[Records about charts and figures]
------------------------------
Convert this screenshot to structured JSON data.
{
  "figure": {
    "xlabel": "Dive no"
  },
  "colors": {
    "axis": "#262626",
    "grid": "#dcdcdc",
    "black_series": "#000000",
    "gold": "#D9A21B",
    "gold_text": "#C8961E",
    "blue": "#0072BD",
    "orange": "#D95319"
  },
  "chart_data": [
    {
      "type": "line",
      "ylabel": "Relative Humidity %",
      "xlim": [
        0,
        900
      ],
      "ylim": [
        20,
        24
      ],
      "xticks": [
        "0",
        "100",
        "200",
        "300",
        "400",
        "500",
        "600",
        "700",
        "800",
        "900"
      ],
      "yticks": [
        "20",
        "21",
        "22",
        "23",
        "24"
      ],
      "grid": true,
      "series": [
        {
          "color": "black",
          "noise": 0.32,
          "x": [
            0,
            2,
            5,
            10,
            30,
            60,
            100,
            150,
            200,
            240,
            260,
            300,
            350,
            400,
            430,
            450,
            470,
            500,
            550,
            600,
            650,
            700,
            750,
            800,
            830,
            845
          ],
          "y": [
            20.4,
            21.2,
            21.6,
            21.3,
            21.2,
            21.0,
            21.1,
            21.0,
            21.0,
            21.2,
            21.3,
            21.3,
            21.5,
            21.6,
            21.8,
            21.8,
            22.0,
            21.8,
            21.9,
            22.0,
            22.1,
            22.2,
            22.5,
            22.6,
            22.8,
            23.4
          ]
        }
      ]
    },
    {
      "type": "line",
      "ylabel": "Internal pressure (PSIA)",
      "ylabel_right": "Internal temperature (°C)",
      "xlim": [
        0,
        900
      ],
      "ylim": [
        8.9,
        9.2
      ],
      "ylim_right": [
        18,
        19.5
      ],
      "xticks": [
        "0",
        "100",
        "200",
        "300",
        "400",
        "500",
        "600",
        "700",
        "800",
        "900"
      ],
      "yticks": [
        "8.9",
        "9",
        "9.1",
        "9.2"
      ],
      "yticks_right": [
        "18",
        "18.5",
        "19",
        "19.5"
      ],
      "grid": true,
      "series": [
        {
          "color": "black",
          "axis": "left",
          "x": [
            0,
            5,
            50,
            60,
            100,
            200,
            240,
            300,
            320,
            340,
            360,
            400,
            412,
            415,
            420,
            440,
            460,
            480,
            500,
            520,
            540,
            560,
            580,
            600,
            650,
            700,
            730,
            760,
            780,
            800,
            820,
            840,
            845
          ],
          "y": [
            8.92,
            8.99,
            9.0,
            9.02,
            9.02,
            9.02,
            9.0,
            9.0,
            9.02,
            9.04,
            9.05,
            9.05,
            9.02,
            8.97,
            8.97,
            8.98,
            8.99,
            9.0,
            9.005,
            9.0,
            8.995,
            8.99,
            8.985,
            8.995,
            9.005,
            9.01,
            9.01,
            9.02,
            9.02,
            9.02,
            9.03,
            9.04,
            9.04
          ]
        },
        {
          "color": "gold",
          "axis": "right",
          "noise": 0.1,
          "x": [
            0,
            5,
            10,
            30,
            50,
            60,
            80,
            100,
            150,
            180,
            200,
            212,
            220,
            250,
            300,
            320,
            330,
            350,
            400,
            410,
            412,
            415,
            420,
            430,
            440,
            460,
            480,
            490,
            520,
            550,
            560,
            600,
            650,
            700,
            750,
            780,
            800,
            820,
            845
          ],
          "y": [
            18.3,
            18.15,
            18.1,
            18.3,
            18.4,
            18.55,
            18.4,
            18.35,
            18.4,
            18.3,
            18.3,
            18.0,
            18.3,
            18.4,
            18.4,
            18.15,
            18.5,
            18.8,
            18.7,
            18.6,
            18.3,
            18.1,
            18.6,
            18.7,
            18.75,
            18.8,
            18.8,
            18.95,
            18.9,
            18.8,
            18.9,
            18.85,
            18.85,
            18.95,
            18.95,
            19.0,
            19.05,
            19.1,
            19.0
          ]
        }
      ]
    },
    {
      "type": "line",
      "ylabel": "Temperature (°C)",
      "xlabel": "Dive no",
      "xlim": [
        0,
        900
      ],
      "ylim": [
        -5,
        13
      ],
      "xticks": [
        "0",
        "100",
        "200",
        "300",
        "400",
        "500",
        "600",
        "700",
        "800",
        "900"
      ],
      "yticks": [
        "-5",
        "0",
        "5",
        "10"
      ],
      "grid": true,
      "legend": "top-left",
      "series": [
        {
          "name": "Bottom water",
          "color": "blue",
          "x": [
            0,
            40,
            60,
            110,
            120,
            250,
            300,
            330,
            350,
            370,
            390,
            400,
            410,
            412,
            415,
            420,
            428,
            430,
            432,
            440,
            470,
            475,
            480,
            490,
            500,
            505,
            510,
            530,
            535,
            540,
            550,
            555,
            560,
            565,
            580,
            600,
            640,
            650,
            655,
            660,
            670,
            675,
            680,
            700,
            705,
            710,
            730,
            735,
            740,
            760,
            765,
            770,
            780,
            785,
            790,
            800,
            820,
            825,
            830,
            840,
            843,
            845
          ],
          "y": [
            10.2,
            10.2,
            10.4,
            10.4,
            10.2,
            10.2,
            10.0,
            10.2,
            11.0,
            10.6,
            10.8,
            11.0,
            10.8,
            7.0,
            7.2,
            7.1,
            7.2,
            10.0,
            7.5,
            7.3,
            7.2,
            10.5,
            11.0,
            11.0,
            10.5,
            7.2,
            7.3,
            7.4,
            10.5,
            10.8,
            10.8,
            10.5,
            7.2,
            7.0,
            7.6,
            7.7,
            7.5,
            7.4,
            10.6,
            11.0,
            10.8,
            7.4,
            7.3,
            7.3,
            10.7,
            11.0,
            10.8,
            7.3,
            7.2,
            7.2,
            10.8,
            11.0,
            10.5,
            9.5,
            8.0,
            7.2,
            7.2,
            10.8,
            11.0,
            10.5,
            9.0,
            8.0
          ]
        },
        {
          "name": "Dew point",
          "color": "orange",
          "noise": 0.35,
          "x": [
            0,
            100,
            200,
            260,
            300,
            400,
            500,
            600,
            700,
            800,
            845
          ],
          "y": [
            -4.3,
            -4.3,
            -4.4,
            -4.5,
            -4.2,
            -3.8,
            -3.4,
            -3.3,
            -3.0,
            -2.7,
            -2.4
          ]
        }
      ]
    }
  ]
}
------------------------------
Stated task - Repeat every line of the data, exactly and in full.

Reply to the task -
Convert this screenshot to structured JSON data.
{
  "figure": {
    "xlabel": "Dive no"
  },
  "colors": {
    "axis": "#262626",
    "grid": "#dcdcdc",
    "black_series": "#000000",
    "gold": "#D9A21B",
    "gold_text": "#C8961E",
    "blue": "#0072BD",
    "orange": "#D95319"
  },
  "chart_data": [
    {
      "type": "line",
      "ylabel": "Relative Humidity %",
      "xlim": [
        0,
        900
      ],
      "ylim": [
        20,
        24
      ],
      "xticks": [
        "0",
        "100",
        "200",
        "300",
        "400",
        "500",
        "600",
        "700",
        "800",
        "900"
      ],
      "yticks": [
        "20",
        "21",
        "22",
        "23",
        "24"
      ],
      "grid": true,
      "series": [
        {
          "color": "black",
          "noise": 0.32,
          "x": [
            0,
            2,
            5,
            10,
            30,
            60,
            100,
            150,
            200,
            240,
            260,
            300,
            350,
            400,
            430,
            450,
            470,
            500,
            550,
            600,
            650,
            700,
            750,
            800,
            830,
            845
          ],
          "y": [
            20.4,
            21.2,
            21.6,
            21.3,
            21.2,
            21.0,
            21.1,
            21.0,
            21.0,
            21.2,
            21.3,
            21.3,
            21.5,
            21.6,
            21.8,
            21.8,
            22.0,
            21.8,
            21.9,
            22.0,
            22.1,
            22.2,
            22.5,
            22.6,
            22.8,
            23.4
          ]
        }
      ]
    },
    {
      "type": "line",
      "ylabel": "Internal pressure (PSIA)",
      "ylabel_right": "Internal temperature (°C)",
      "xlim": [
        0,
        900
      ],
      "ylim": [
        8.9,
        9.2
      ],
      "ylim_right": [
        18,
        19.5
      ],
      "xticks": [
        "0",
        "100",
        "200",
        "300",
        "400",
        "500",
        "600",
        "700",
        "800",
        "900"
      ],
      "yticks": [
        "8.9",
        "9",
        "9.1",
        "9.2"
      ],
      "yticks_right": [
        "18",
        "18.5",
        "19",
        "19.5"
      ],
      "grid": true,
      "series": [
        {
          "color": "black",
          "axis": "left",
          "x": [
            0,
            5,
            50,
            60,
            100,
            200,
            240,
            300,
            320,
            340,
            360,
            400,
            412,
            415,
            420,
            440,
            460,
            480,
            500,
            520,
            540,
            560,
            580,
            600,
            650,
            700,
            730,
            760,
            780,
            800,
            820,
            840,
            845
          ],
          "y": [
            8.92,
            8.99,
            9.0,
            9.02,
            9.02,
            9.02,
            9.0,
            9.0,
            9.02,
            9.04,
            9.05,
            9.05,
            9.02,
            8.97,
            8.97,
            8.98,
            8.99,
            9.0,
            9.005,
            9.0,
            8.995,
            8.99,
            8.985,
            8.995,
            9.005,
            9.01,
            9.01,
            9.02,
            9.02,
            9.02,
            9.03,
            9.04,
            9.04
          ]
        },
        {
          "color": "gold",
          "axis": "right",
          "noise": 0.1,
          "x": [
            0,
            5,
            10,
            30,
            50,
            60,
            80,
            100,
            150,
            180,
            200,
            212,
            220,
            250,
            300,
            320,
            330,
            350,
            400,
            410,
            412,
            415,
            420,
            430,
            440,
            460,
            480,
            490,
            520,
            550,
            560,
            600,
            650,
            700,
            750,
            780,
            800,
            820,
            845
          ],
          "y": [
            18.3,
            18.15,
            18.1,
            18.3,
            18.4,
            18.55,
            18.4,
            18.35,
            18.4,
            18.3,
            18.3,
            18.0,
            18.3,
            18.4,
            18.4,
            18.15,
            18.5,
            18.8,
            18.7,
            18.6,
            18.3,
            18.1,
            18.6,
            18.7,
            18.75,
            18.8,
            18.8,
            18.95,
            18.9,
            18.8,
            18.9,
            18.85,
            18.85,
            18.95,
            18.95,
            19.0,
            19.05,
            19.1,
            19.0
          ]
        }
      ]
    },
    {
      "type": "line",
      "ylabel": "Temperature (°C)",
      "xlabel": "Dive no",
      "xlim": [
        0,
        900
      ],
      "ylim": [
        -5,
        13
      ],
      "xticks": [
        "0",
        "100",
        "200",
        "300",
        "400",
        "500",
        "600",
        "700",
        "800",
        "900"
      ],
      "yticks": [
        "-5",
        "0",
        "5",
        "10"
      ],
      "grid": true,
      "legend": "top-left",
      "series": [
        {
          "name": "Bottom water",
          "color": "blue",
          "x": [
            0,
            40,
            60,
            110,
            120,
            250,
            300,
            330,
            350,
            370,
            390,
            400,
            410,
            412,
            415,
            420,
            428,
            430,
            432,
            440,
            470,
            475,
            480,
            490,
            500,
            505,
            510,
            530,
            535,
            540,
            550,
            555,
            560,
            565,
            580,
            600,
            640,
            650,
            655,
            660,
            670,
            675,
            680,
            700,
            705,
            710,
            730,
            735,
            740,
            760,
            765,
            770,
            780,
            785,
            790,
            800,
            820,
            825,
            830,
            840,
            843,
            845
          ],
          "y": [
            10.2,
            10.2,
            10.4,
            10.4,
            10.2,
            10.2,
            10.0,
            10.2,
            11.0,
            10.6,
            10.8,
            11.0,
            10.8,
            7.0,
            7.2,
            7.1,
            7.2,
            10.0,
            7.5,
            7.3,
            7.2,
            10.5,
            11.0,
            11.0,
            10.5,
            7.2,
            7.3,
            7.4,
            10.5,
            10.8,
            10.8,
            10.5,
            7.2,
            7.0,
            7.6,
            7.7,
            7.5,
            7.4,
            10.6,
            11.0,
            10.8,
            7.4,
            7.3,
            7.3,
            10.7,
            11.0,
            10.8,
            7.3,
            7.2,
            7.2,
            10.8,
            11.0,
            10.5,
            9.5,
            8.0,
            7.2,
            7.2,
            10.8,
            11.0,
            10.5,
            9.0,
            8.0
          ]
        },
        {
          "name": "Dew point",
          "color": "orange",
          "noise": 0.35,
          "x": [
            0,
            100,
            200,
            260,
            300,
            400,
            500,
            600,
            700,
            800,
            845
          ],
          "y": [
            -4.3,
            -4.3,
            -4.4,
            -4.5,
            -4.2,
            -3.8,
            -3.4,
            -3.3,
            -3.0,
            -2.7,
            -2.4
          ]
        }
      ]
    }
  ]
}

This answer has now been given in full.